*SHORT EXERCISE*
The records are to be restated in their entirety, word for word.

[Extracted data entries]
....................

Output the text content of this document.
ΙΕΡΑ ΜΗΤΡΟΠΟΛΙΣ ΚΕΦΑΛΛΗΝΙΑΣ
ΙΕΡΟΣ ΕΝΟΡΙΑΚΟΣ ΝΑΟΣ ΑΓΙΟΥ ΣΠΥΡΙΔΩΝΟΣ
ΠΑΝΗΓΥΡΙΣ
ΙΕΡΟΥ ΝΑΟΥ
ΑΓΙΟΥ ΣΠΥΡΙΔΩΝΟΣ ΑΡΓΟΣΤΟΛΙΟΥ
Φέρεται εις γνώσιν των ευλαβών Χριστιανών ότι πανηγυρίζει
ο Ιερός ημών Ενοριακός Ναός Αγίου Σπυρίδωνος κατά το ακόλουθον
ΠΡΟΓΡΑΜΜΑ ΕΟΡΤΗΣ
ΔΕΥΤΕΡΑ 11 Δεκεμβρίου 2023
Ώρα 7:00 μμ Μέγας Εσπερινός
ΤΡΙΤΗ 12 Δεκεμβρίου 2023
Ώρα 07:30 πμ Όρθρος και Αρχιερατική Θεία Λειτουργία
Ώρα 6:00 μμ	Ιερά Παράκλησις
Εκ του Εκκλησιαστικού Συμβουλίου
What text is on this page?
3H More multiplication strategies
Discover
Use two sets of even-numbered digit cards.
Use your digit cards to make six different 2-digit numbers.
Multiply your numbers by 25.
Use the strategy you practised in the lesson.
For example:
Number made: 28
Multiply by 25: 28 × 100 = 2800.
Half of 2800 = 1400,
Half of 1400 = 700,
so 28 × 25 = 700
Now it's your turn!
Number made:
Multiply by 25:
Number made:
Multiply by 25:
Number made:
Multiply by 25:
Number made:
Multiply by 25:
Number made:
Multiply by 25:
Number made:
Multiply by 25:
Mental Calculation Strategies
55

....................

*WRITTEN RESPONSE*
Output the text content of this document.
ΙΕΡΑ ΜΗΤΡΟΠΟΛΙΣ ΚΕΦΑΛΛΗΝΙΑΣ
ΙΕΡΟΣ ΕΝΟΡΙΑΚΟΣ ΝΑΟΣ ΑΓΙΟΥ ΣΠΥΡΙΔΩΝΟΣ
ΠΑΝΗΓΥΡΙΣ
ΙΕΡΟΥ ΝΑΟΥ
ΑΓΙΟΥ ΣΠΥΡΙΔΩΝΟΣ ΑΡΓΟΣΤΟΛΙΟΥ
Φέρεται εις γνώσιν των ευλαβών Χριστιανών ότι πανηγυρίζει
ο Ιερός ημών Ενοριακός Ναός Αγίου Σπυρίδωνος κατά το ακόλουθον
ΠΡΟΓΡΑΜΜΑ ΕΟΡΤΗΣ
ΔΕΥΤΕΡΑ 11 Δεκεμβρίου 2023
Ώρα 7:00 μμ Μέγας Εσπερινός
ΤΡΙΤΗ 12 Δεκεμβρίου 2023
Ώρα 07:30 πμ Όρθρος και Αρχιερατική Θεία Λειτουργία
Ώρα 6:00 μμ	Ιερά Παράκλησις
Εκ του Εκκλησιαστικού Συμβουλίου
What text is on this page?
3H More multiplication strategies
Discover
Use two sets of even-numbered digit cards.
Use your digit cards to make six different 2-digit numbers.
Multiply your numbers by 25.
Use the strategy you practised in the lesson.
For example:
Number made: 28
Multiply by 25: 28 × 100 = 2800.
Half of 2800 = 1400,
Half of 1400 = 700,
so 28 × 25 = 700
Now it's your turn!
Number made:
Multiply by 25:
Number made:
Multiply by 25:
Number made:
Multiply by 25:
Number made:
Multiply by 25:
Number made:
Multiply by 25:
Number made:
Multiply by 25:
Mental Calculation Strategies
55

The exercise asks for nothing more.